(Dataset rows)
==================================================

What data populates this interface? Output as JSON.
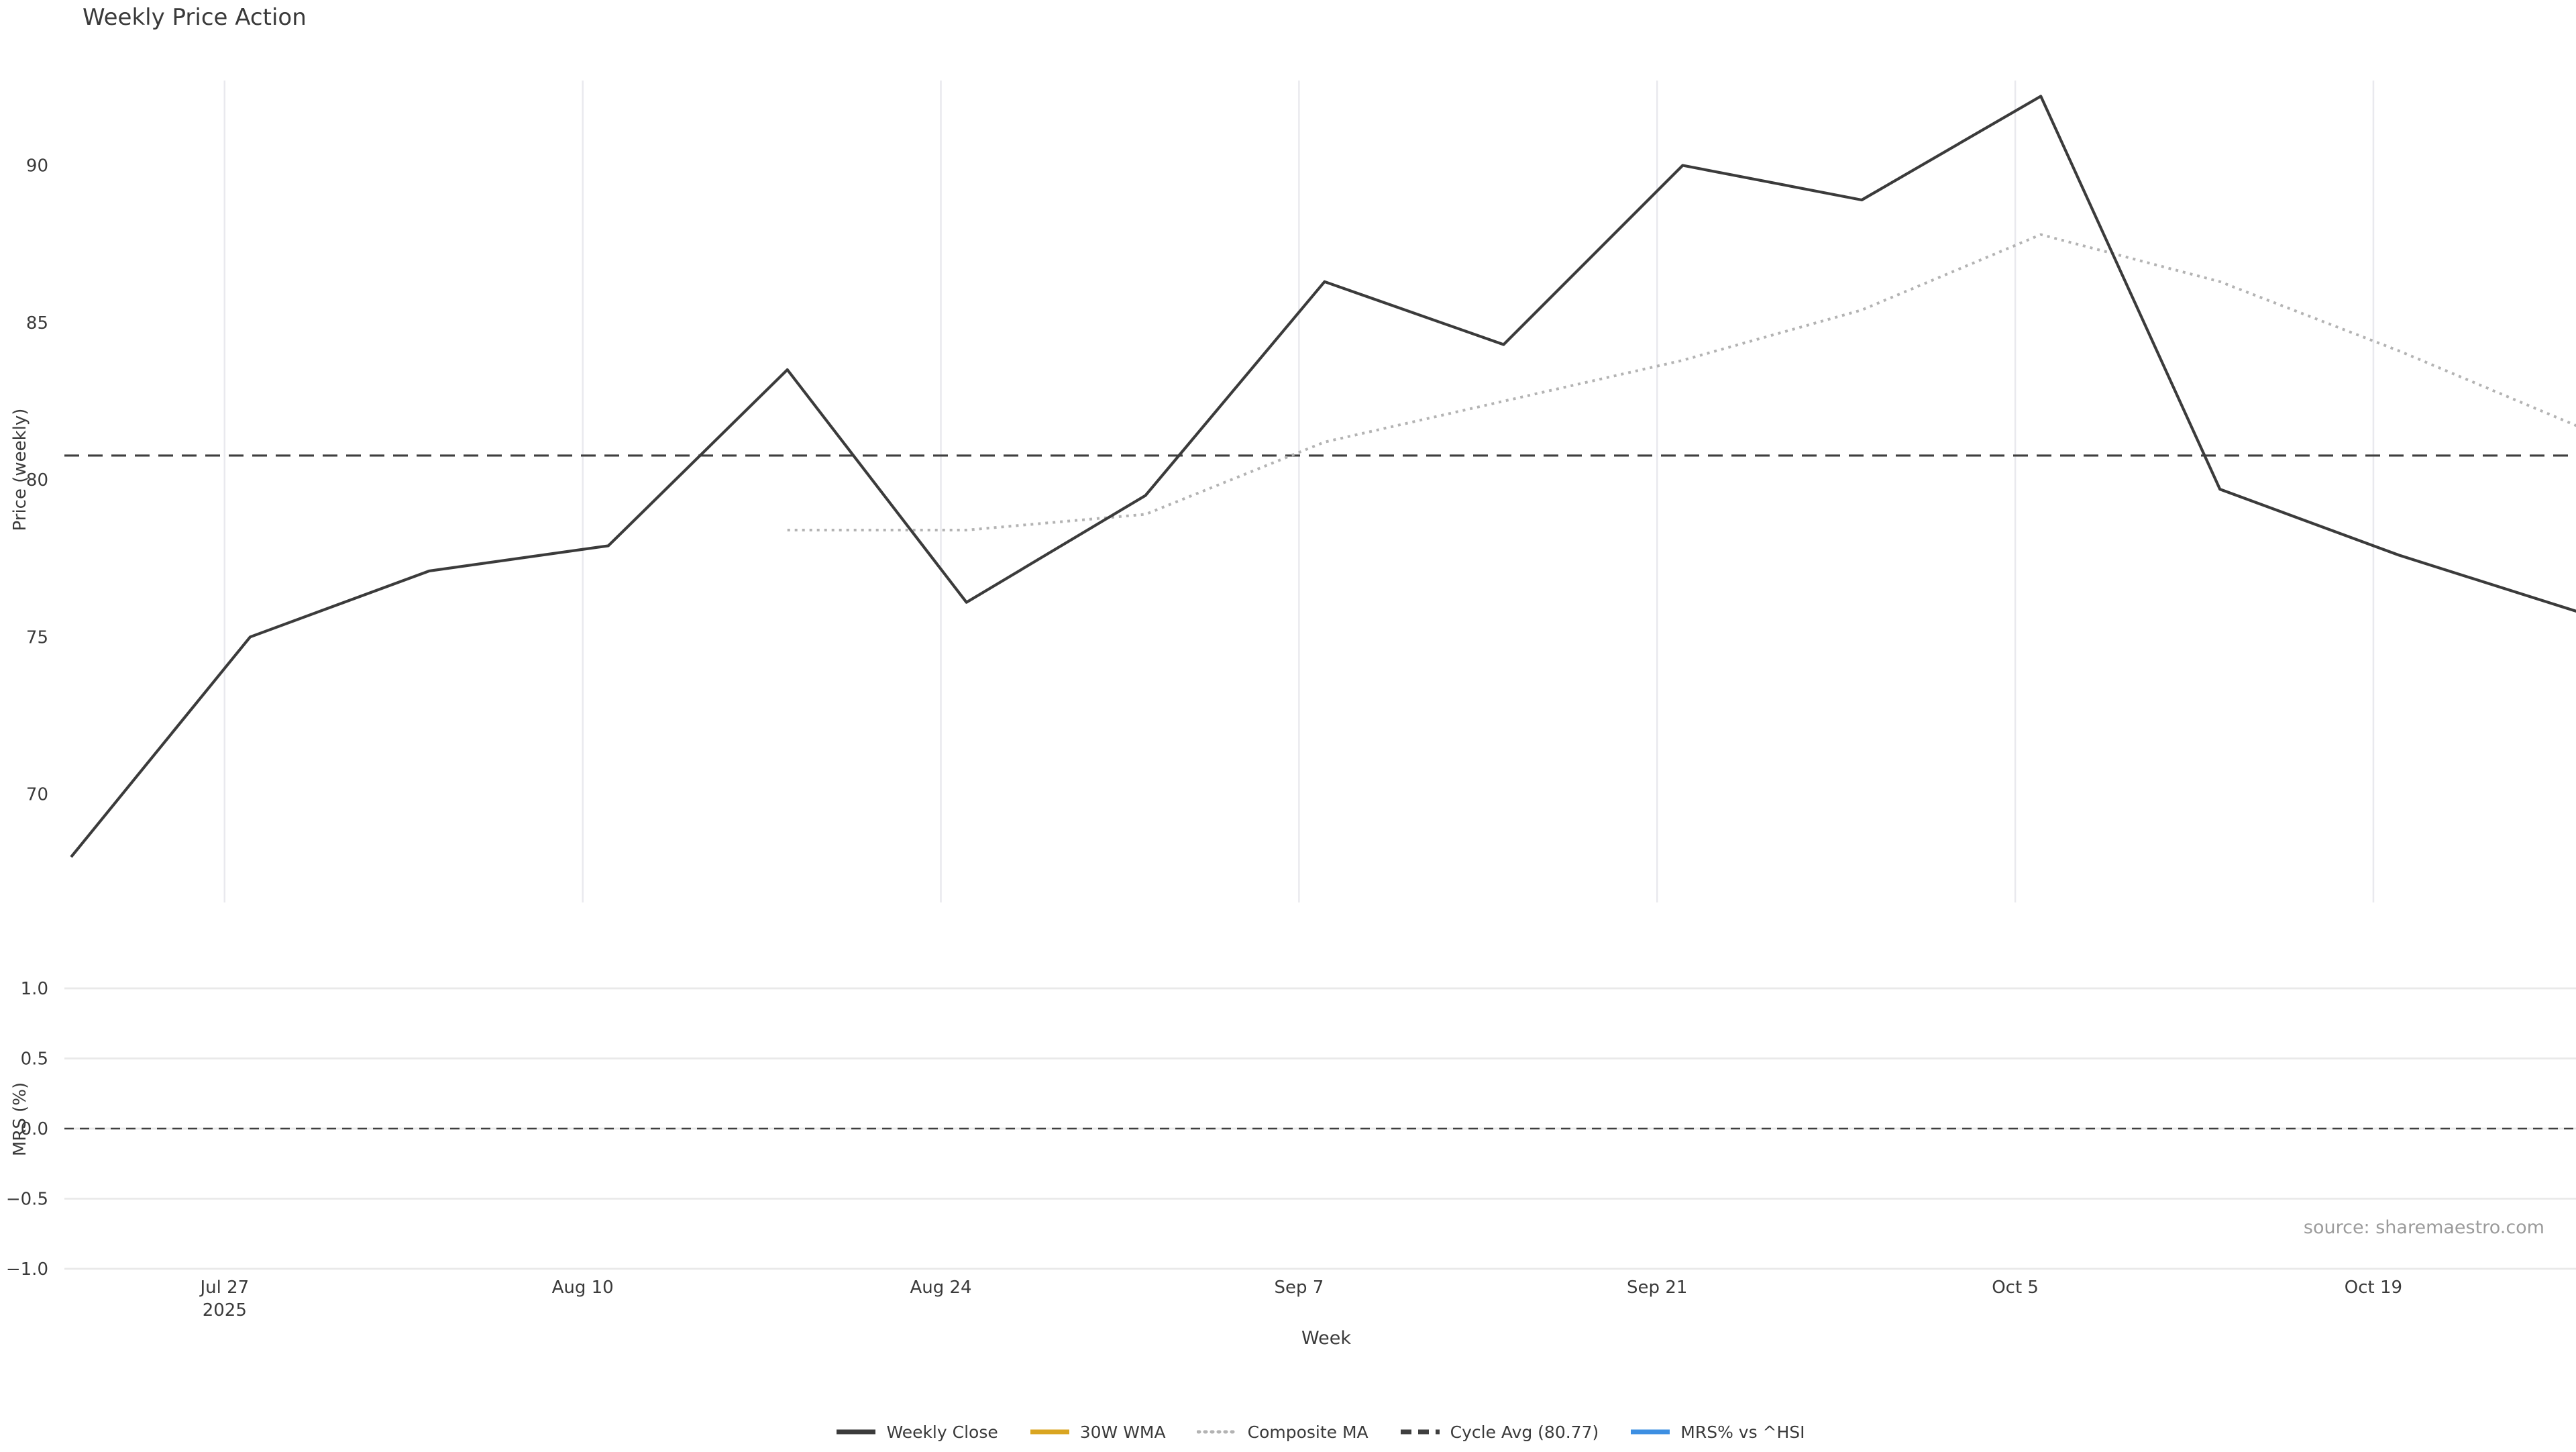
{
  "title": "Weekly Price Action",
  "source_note": "source: sharemaestro.com",
  "x_axis": {
    "label": "Week",
    "ticks": [
      "Jul 27",
      "Aug 10",
      "Aug 24",
      "Sep 7",
      "Sep 21",
      "Oct 5",
      "Oct 19"
    ],
    "first_tick_year": "2025"
  },
  "price_axis": {
    "label": "Price (weekly)",
    "ticks": [
      "90",
      "85",
      "80",
      "75",
      "70"
    ]
  },
  "mrs_axis": {
    "label": "MRS (%)",
    "ticks": [
      "1.0",
      "0.5",
      "0.0",
      "−0.5",
      "−1.0"
    ]
  },
  "legend": {
    "items": [
      {
        "label": "Weekly Close",
        "color": "#3b3b3b",
        "style": "solid"
      },
      {
        "label": "30W WMA",
        "color": "#d9a521",
        "style": "solid"
      },
      {
        "label": "Composite MA",
        "color": "#b3b3b3",
        "style": "dotted"
      },
      {
        "label": "Cycle Avg (80.77)",
        "color": "#3f3f3f",
        "style": "dashed"
      },
      {
        "label": "MRS% vs ^HSI",
        "color": "#3d8fe2",
        "style": "solid"
      }
    ]
  },
  "chart_data": [
    {
      "type": "line",
      "title": "Weekly Price Action",
      "xlabel": "Week",
      "ylabel": "Price (weekly)",
      "x": [
        "Jul 21",
        "Jul 28",
        "Aug 4",
        "Aug 11",
        "Aug 18",
        "Aug 25",
        "Sep 1",
        "Sep 8",
        "Sep 15",
        "Sep 22",
        "Sep 29",
        "Oct 6",
        "Oct 13",
        "Oct 20",
        "Oct 27"
      ],
      "series": [
        {
          "name": "Weekly Close",
          "color": "#3b3b3b",
          "style": "solid",
          "values": [
            68.0,
            75.0,
            77.1,
            77.9,
            83.5,
            76.1,
            79.5,
            86.3,
            84.3,
            90.0,
            88.9,
            92.2,
            79.7,
            77.6,
            75.8
          ]
        },
        {
          "name": "30W WMA",
          "color": "#d9a521",
          "style": "solid",
          "values": []
        },
        {
          "name": "Composite MA",
          "color": "#b3b3b3",
          "style": "dotted",
          "values": [
            null,
            null,
            null,
            null,
            78.4,
            78.4,
            78.9,
            81.2,
            82.5,
            83.8,
            85.4,
            87.8,
            86.3,
            84.1,
            81.7
          ]
        }
      ],
      "cycle_avg": 80.77,
      "yticks": [
        90,
        85,
        80,
        75,
        70
      ],
      "ylim": [
        66.6,
        92.7
      ],
      "xtick_labels": [
        "Jul 27 2025",
        "Aug 10",
        "Aug 24",
        "Sep 7",
        "Sep 21",
        "Oct 5",
        "Oct 19"
      ],
      "grid": "vertical-only",
      "legend_position": "below-figure"
    },
    {
      "type": "line",
      "xlabel": "Week",
      "ylabel": "MRS (%)",
      "series": [
        {
          "name": "MRS% vs ^HSI",
          "color": "#3d8fe2",
          "style": "solid",
          "values": []
        }
      ],
      "zero_line": 0.0,
      "yticks": [
        1.0,
        0.5,
        0.0,
        -0.5,
        -1.0
      ],
      "ylim": [
        -1.2,
        1.2
      ],
      "grid": "horizontal-only"
    }
  ]
}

==================================================

### Instructions to follow
Produce an exact copy of each line of data, skipping embedded images.

### Complete answer
What data populates this interface? Output as JSON.
{
  "title": "Weekly Price Action",
  "source_note": "source: sharemaestro.com",
  "x_axis": {
    "label": "Week",
    "ticks": [
      "Jul 27",
      "Aug 10",
      "Aug 24",
      "Sep 7",
      "Sep 21",
      "Oct 5",
      "Oct 19"
    ],
    "first_tick_year": "2025"
  },
  "price_axis": {
    "label": "Price (weekly)",
    "ticks": [
      "90",
      "85",
      "80",
      "75",
      "70"
    ]
  },
  "mrs_axis": {
    "label": "MRS (%)",
    "ticks": [
      "1.0",
      "0.5",
      "0.0",
      "−0.5",
      "−1.0"
    ]
  },
  "legend": {
    "items": [
      {
        "label": "Weekly Close",
        "color": "#3b3b3b",
        "style": "solid"
      },
      {
        "label": "30W WMA",
        "color": "#d9a521",
        "style": "solid"
      },
      {
        "label": "Composite MA",
        "color": "#b3b3b3",
        "style": "dotted"
      },
      {
        "label": "Cycle Avg (80.77)",
        "color": "#3f3f3f",
        "style": "dashed"
      },
      {
        "label": "MRS% vs ^HSI",
        "color": "#3d8fe2",
        "style": "solid"
      }
    ]
  },
  "chart_data": [
    {
      "type": "line",
      "title": "Weekly Price Action",
      "xlabel": "Week",
      "ylabel": "Price (weekly)",
      "x": [
        "Jul 21",
        "Jul 28",
        "Aug 4",
        "Aug 11",
        "Aug 18",
        "Aug 25",
        "Sep 1",
        "Sep 8",
        "Sep 15",
        "Sep 22",
        "Sep 29",
        "Oct 6",
        "Oct 13",
        "Oct 20",
        "Oct 27"
      ],
      "series": [
        {
          "name": "Weekly Close",
          "color": "#3b3b3b",
          "style": "solid",
          "values": [
            68.0,
            75.0,
            77.1,
            77.9,
            83.5,
            76.1,
            79.5,
            86.3,
            84.3,
            90.0,
            88.9,
            92.2,
            79.7,
            77.6,
            75.8
          ]
        },
        {
          "name": "30W WMA",
          "color": "#d9a521",
          "style": "solid",
          "values": []
        },
        {
          "name": "Composite MA",
          "color": "#b3b3b3",
          "style": "dotted",
          "values": [
            null,
            null,
            null,
            null,
            78.4,
            78.4,
            78.9,
            81.2,
            82.5,
            83.8,
            85.4,
            87.8,
            86.3,
            84.1,
            81.7
          ]
        }
      ],
      "cycle_avg": 80.77,
      "yticks": [
        90,
        85,
        80,
        75,
        70
      ],
      "ylim": [
        66.6,
        92.7
      ],
      "xtick_labels": [
        "Jul 27 2025",
        "Aug 10",
        "Aug 24",
        "Sep 7",
        "Sep 21",
        "Oct 5",
        "Oct 19"
      ],
      "grid": "vertical-only",
      "legend_position": "below-figure"
    },
    {
      "type": "line",
      "xlabel": "Week",
      "ylabel": "MRS (%)",
      "series": [
        {
          "name": "MRS% vs ^HSI",
          "color": "#3d8fe2",
          "style": "solid",
          "values": []
        }
      ],
      "zero_line": 0.0,
      "yticks": [
        1.0,
        0.5,
        0.0,
        -0.5,
        -1.0
      ],
      "ylim": [
        -1.2,
        1.2
      ],
      "grid": "horizontal-only"
    }
  ]
}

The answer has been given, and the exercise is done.